SET EXERCISE.
Pictures stay out of the copy; restate everything else in the material exactly.

#### DATASET RECORDS

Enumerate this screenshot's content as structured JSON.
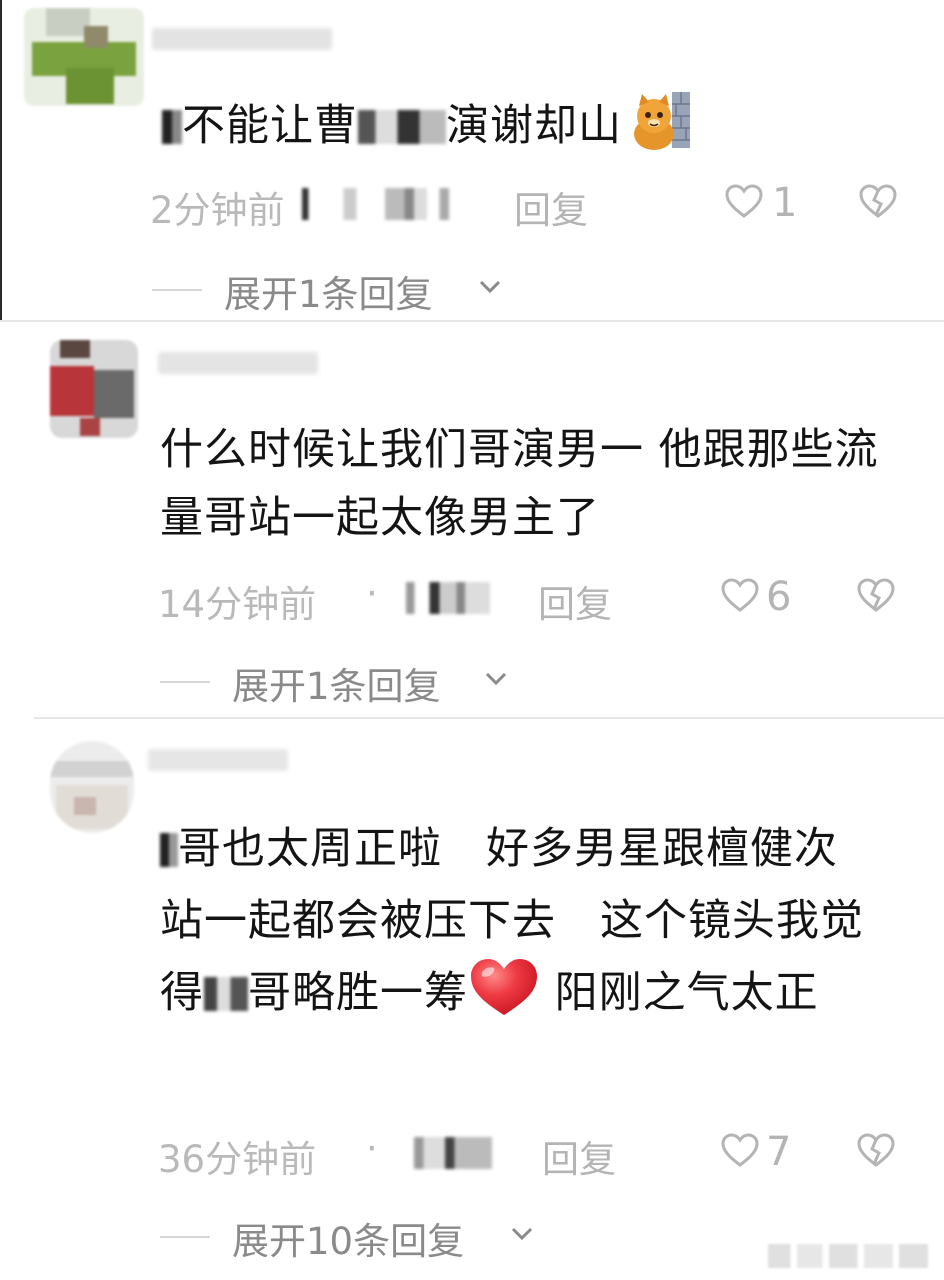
{
  "comments": [
    {
      "text_before": "能",
      "text_middle": "不能让曹",
      "text_after": "演谢却山",
      "time": "2分钟前",
      "reply_label": "回复",
      "like_count": "1",
      "expand_label": "展开1条回复"
    },
    {
      "text": "什么时候让我们哥演男一 他跟那些流量哥站一起太像男主了",
      "time": "14分钟前",
      "dot": "·",
      "reply_label": "回复",
      "like_count": "6",
      "expand_label": "展开1条回复"
    },
    {
      "text_start": "哥也太周正啦　好多男星跟檀健次站一起都会被压下去　这个镜头我觉得",
      "text_mid": "哥略胜一筹",
      "text_end": " 阳刚之气太正",
      "time": "36分钟前",
      "dot": "·",
      "reply_label": "回复",
      "like_count": "7",
      "expand_label": "展开10条回复"
    }
  ],
  "icons": {
    "like": "heart-outline-icon",
    "dislike": "broken-heart-icon",
    "expand": "chevron-down-icon"
  },
  "colors": {
    "meta_text": "#b9b9b9",
    "comment_text": "#141414",
    "heart_emoji": "#e5303a"
  }
}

########

SOLUTION.
Enumerate this screenshot's content as structured JSON.
{
  "comments": [
    {
      "text_before": "能",
      "text_middle": "不能让曹",
      "text_after": "演谢却山",
      "time": "2分钟前",
      "reply_label": "回复",
      "like_count": "1",
      "expand_label": "展开1条回复"
    },
    {
      "text": "什么时候让我们哥演男一 他跟那些流量哥站一起太像男主了",
      "time": "14分钟前",
      "dot": "·",
      "reply_label": "回复",
      "like_count": "6",
      "expand_label": "展开1条回复"
    },
    {
      "text_start": "哥也太周正啦　好多男星跟檀健次站一起都会被压下去　这个镜头我觉得",
      "text_mid": "哥略胜一筹",
      "text_end": " 阳刚之气太正",
      "time": "36分钟前",
      "dot": "·",
      "reply_label": "回复",
      "like_count": "7",
      "expand_label": "展开10条回复"
    }
  ],
  "icons": {
    "like": "heart-outline-icon",
    "dislike": "broken-heart-icon",
    "expand": "chevron-down-icon"
  },
  "colors": {
    "meta_text": "#b9b9b9",
    "comment_text": "#141414",
    "heart_emoji": "#e5303a"
  }
}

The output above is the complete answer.